Text:
A found Leeds litany, raw notes from an afternoon walk

Red brick, air con units and recycling bins

Way back in June, as part of Andrew Wilson’s wonderful HannaH Festival, a group of citizens fanned out from Wharf Street Chambers into the summer drizzle clutching maps to four quarters of our city. We briefed participants to look for evidence of Leeds’ past, present and future. On returning to base we shared what everyone had found as photos and sticky notes spread out in a giant timeline on the wall.

As organiser, I committed to take the collective findings and weave them together into some kind of essay, as part of the Stories in their place series that emerges sporadically from this blog. Now it is winter, nearly six months to the day since our walk, and all I have are these damned PostIts. The promised essay will follow, with grand sweeping themes. But not yet.

Sticky notes on wall at Wharf Street

So by way of a down payment I offer you the raw notes, transcribed from the PostIts and ordered roughly as we stuck them on the wall at Wharf Street.

Dataset content:

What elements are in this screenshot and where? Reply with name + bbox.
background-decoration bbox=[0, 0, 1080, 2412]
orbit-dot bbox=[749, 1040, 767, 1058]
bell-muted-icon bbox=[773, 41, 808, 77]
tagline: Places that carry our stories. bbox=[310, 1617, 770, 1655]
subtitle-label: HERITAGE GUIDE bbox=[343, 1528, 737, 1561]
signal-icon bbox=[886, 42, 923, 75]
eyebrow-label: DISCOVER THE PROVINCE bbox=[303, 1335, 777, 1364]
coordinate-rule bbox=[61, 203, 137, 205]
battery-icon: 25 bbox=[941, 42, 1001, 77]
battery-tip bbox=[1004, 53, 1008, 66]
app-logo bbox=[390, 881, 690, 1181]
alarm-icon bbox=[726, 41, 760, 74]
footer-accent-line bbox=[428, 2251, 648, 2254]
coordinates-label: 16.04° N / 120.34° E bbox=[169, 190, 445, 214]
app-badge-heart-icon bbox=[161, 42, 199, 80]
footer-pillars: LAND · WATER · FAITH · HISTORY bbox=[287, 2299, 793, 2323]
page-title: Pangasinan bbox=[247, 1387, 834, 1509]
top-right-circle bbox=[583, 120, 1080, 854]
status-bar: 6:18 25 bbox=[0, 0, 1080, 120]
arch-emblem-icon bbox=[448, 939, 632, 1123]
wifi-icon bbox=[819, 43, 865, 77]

Work task A:
In the text about the Leeds walk, rewrite the paragraph beginning "Way back in June" more briefly, keeping its main facts.
Work task B:
In the text about the Leeds walk, what did the organiser commit to doing with the collective findings?
Work task C:
Continue the text about the Leeds walk from its last sentence.

Reply A:
In June, during Andrew Wilson's HannaH Festival, a group of citizens set out from Wharf Street Chambers in the drizzle with maps to four quarters of Leeds. They looked for evidence of the city's past, present and future. Back at base, they shared their findings as photos and sticky notes arranged in a giant timeline on the wall.

Reply B:
Weaving them together into some kind of essay for the Stories in their place series.

Reply C:
Like a medieval bestiary, ontography can take the form of a compendium, a record of things juxtaposed to demonstrate their overlap and imply interaction through collocation. The simplest approach to such recording is the list, a group of items loosely joined not by logic or power or use but by the gentle knot of the comma. Ontography is an aesthetic set theory, in which a particular configuration is celebrated merely on the basis of its existence. — Ian Bogost, Alien Phenomenology, or What It’s Like to Be a Thing

Here is the list, a found Leeds litany. Make of it what you will.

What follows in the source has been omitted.